Extracted entries >>
<<<<

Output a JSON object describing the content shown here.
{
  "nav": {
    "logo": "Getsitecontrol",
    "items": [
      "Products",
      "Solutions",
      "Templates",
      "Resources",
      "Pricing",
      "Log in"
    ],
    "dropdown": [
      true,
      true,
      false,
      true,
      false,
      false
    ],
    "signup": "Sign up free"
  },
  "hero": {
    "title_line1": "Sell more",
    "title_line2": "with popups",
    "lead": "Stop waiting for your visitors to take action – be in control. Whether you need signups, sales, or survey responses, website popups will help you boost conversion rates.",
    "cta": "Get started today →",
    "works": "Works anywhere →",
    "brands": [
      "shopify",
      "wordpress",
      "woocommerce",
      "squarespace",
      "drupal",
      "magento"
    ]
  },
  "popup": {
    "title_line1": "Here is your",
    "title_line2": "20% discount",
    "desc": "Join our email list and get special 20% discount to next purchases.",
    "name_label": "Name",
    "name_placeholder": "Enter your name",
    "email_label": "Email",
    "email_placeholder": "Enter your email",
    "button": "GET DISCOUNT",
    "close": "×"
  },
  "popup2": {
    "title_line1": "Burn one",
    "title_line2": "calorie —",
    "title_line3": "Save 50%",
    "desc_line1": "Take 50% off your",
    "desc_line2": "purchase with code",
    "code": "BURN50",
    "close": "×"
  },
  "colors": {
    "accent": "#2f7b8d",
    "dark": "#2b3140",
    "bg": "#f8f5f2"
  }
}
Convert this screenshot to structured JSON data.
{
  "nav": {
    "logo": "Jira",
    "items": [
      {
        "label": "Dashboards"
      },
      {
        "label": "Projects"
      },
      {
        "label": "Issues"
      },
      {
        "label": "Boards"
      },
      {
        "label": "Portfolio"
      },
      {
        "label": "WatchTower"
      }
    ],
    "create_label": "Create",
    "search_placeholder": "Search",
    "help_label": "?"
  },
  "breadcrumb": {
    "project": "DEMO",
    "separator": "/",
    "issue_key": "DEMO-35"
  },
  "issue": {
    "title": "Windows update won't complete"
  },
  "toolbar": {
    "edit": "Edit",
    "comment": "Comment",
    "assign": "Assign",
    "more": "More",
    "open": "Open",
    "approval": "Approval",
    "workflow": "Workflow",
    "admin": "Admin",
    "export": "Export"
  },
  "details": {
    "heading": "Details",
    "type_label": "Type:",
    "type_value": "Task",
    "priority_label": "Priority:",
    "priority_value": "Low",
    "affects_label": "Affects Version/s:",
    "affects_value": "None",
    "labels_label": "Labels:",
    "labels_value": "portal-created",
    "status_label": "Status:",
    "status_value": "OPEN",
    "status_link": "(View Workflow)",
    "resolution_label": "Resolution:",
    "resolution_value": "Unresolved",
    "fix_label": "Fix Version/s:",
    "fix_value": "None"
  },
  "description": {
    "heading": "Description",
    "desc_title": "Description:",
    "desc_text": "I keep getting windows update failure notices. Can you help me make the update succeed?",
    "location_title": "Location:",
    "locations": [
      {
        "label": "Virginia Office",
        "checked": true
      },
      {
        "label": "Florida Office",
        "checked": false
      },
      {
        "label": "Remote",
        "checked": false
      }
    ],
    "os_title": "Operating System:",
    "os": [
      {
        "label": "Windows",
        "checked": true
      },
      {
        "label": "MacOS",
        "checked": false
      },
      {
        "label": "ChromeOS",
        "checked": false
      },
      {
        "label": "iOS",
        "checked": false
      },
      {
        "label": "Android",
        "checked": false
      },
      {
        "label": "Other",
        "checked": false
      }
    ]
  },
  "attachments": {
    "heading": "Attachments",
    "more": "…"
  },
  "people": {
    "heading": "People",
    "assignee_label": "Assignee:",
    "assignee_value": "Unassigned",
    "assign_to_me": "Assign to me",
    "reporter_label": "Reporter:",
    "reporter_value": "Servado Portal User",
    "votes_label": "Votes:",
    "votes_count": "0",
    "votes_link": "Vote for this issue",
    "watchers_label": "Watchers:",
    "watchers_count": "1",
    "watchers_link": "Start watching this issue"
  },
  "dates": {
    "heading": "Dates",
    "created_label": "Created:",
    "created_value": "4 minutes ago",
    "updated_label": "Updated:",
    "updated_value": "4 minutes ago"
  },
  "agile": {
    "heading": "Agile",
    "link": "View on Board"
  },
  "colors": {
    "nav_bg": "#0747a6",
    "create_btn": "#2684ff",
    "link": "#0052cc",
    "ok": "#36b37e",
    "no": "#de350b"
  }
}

>>>>

Aim of the exercise >> Nothing should be changed: write out all of the data as is.

Solution to the exercise >>
Output a JSON object describing the content shown here.
{
  "nav": {
    "logo": "Getsitecontrol",
    "items": [
      "Products",
      "Solutions",
      "Templates",
      "Resources",
      "Pricing",
      "Log in"
    ],
    "dropdown": [
      true,
      true,
      false,
      true,
      false,
      false
    ],
    "signup": "Sign up free"
  },
  "hero": {
    "title_line1": "Sell more",
    "title_line2": "with popups",
    "lead": "Stop waiting for your visitors to take action – be in control. Whether you need signups, sales, or survey responses, website popups will help you boost conversion rates.",
    "cta": "Get started today →",
    "works": "Works anywhere →",
    "brands": [
      "shopify",
      "wordpress",
      "woocommerce",
      "squarespace",
      "drupal",
      "magento"
    ]
  },
  "popup": {
    "title_line1": "Here is your",
    "title_line2": "20% discount",
    "desc": "Join our email list and get special 20% discount to next purchases.",
    "name_label": "Name",
    "name_placeholder": "Enter your name",
    "email_label": "Email",
    "email_placeholder": "Enter your email",
    "button": "GET DISCOUNT",
    "close": "×"
  },
  "popup2": {
    "title_line1": "Burn one",
    "title_line2": "calorie —",
    "title_line3": "Save 50%",
    "desc_line1": "Take 50% off your",
    "desc_line2": "purchase with code",
    "code": "BURN50",
    "close": "×"
  },
  "colors": {
    "accent": "#2f7b8d",
    "dark": "#2b3140",
    "bg": "#f8f5f2"
  }
}
Convert this screenshot to structured JSON data.
{
  "nav": {
    "logo": "Jira",
    "items": [
      {
        "label": "Dashboards"
      },
      {
        "label": "Projects"
      },
      {
        "label": "Issues"
      },
      {
        "label": "Boards"
      },
      {
        "label": "Portfolio"
      },
      {
        "label": "WatchTower"
      }
    ],
    "create_label": "Create",
    "search_placeholder": "Search",
    "help_label": "?"
  },
  "breadcrumb": {
    "project": "DEMO",
    "separator": "/",
    "issue_key": "DEMO-35"
  },
  "issue": {
    "title": "Windows update won't complete"
  },
  "toolbar": {
    "edit": "Edit",
    "comment": "Comment",
    "assign": "Assign",
    "more": "More",
    "open": "Open",
    "approval": "Approval",
    "workflow": "Workflow",
    "admin": "Admin",
    "export": "Export"
  },
  "details": {
    "heading": "Details",
    "type_label": "Type:",
    "type_value": "Task",
    "priority_label": "Priority:",
    "priority_value": "Low",
    "affects_label": "Affects Version/s:",
    "affects_value": "None",
    "labels_label": "Labels:",
    "labels_value": "portal-created",
    "status_label": "Status:",
    "status_value": "OPEN",
    "status_link": "(View Workflow)",
    "resolution_label": "Resolution:",
    "resolution_value": "Unresolved",
    "fix_label": "Fix Version/s:",
    "fix_value": "None"
  },
  "description": {
    "heading": "Description",
    "desc_title": "Description:",
    "desc_text": "I keep getting windows update failure notices. Can you help me make the update succeed?",
    "location_title": "Location:",
    "locations": [
      {
        "label": "Virginia Office",
        "checked": true
      },
      {
        "label": "Florida Office",
        "checked": false
      },
      {
        "label": "Remote",
        "checked": false
      }
    ],
    "os_title": "Operating System:",
    "os": [
      {
        "label": "Windows",
        "checked": true
      },
      {
        "label": "MacOS",
        "checked": false
      },
      {
        "label": "ChromeOS",
        "checked": false
      },
      {
        "label": "iOS",
        "checked": false
      },
      {
        "label": "Android",
        "checked": false
      },
      {
        "label": "Other",
        "checked": false
      }
    ]
  },
  "attachments": {
    "heading": "Attachments",
    "more": "…"
  },
  "people": {
    "heading": "People",
    "assignee_label": "Assignee:",
    "assignee_value": "Unassigned",
    "assign_to_me": "Assign to me",
    "reporter_label": "Reporter:",
    "reporter_value": "Servado Portal User",
    "votes_label": "Votes:",
    "votes_count": "0",
    "votes_link": "Vote for this issue",
    "watchers_label": "Watchers:",
    "watchers_count": "1",
    "watchers_link": "Start watching this issue"
  },
  "dates": {
    "heading": "Dates",
    "created_label": "Created:",
    "created_value": "4 minutes ago",
    "updated_label": "Updated:",
    "updated_value": "4 minutes ago"
  },
  "agile": {
    "heading": "Agile",
    "link": "View on Board"
  },
  "colors": {
    "nav_bg": "#0747a6",
    "create_btn": "#2684ff",
    "link": "#0052cc",
    "ok": "#36b37e",
    "no": "#de350b"
  }
}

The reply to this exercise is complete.